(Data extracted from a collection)
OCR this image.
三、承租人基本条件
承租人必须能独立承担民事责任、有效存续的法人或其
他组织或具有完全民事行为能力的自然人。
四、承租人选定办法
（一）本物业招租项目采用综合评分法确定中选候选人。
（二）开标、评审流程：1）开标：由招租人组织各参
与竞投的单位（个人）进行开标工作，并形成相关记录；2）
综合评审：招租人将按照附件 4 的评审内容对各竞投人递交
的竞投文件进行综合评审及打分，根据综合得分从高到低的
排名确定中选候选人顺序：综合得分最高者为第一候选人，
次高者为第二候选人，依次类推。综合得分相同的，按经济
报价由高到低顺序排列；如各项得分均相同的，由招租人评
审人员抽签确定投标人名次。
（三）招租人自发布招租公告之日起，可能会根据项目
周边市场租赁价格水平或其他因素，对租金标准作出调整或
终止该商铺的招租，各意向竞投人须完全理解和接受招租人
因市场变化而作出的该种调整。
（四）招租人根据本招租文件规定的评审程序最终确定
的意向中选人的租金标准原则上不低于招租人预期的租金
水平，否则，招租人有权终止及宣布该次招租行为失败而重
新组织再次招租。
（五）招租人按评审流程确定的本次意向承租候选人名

Given problem: Exactly as shown above, return every record.

Result of the exercise:
OCR this image.
三、承租人基本条件
承租人必须能独立承担民事责任、有效存续的法人或其
他组织或具有完全民事行为能力的自然人。
四、承租人选定办法
（一）本物业招租项目采用综合评分法确定中选候选人。
（二）开标、评审流程：1）开标：由招租人组织各参
与竞投的单位（个人）进行开标工作，并形成相关记录；2）
综合评审：招租人将按照附件 4 的评审内容对各竞投人递交
的竞投文件进行综合评审及打分，根据综合得分从高到低的
排名确定中选候选人顺序：综合得分最高者为第一候选人，
次高者为第二候选人，依次类推。综合得分相同的，按经济
报价由高到低顺序排列；如各项得分均相同的，由招租人评
审人员抽签确定投标人名次。
（三）招租人自发布招租公告之日起，可能会根据项目
周边市场租赁价格水平或其他因素，对租金标准作出调整或
终止该商铺的招租，各意向竞投人须完全理解和接受招租人
因市场变化而作出的该种调整。
（四）招租人根据本招租文件规定的评审程序最终确定
的意向中选人的租金标准原则上不低于招租人预期的租金
水平，否则，招租人有权终止及宣布该次招租行为失败而重
新组织再次招租。
（五）招租人按评审流程确定的本次意向承租候选人名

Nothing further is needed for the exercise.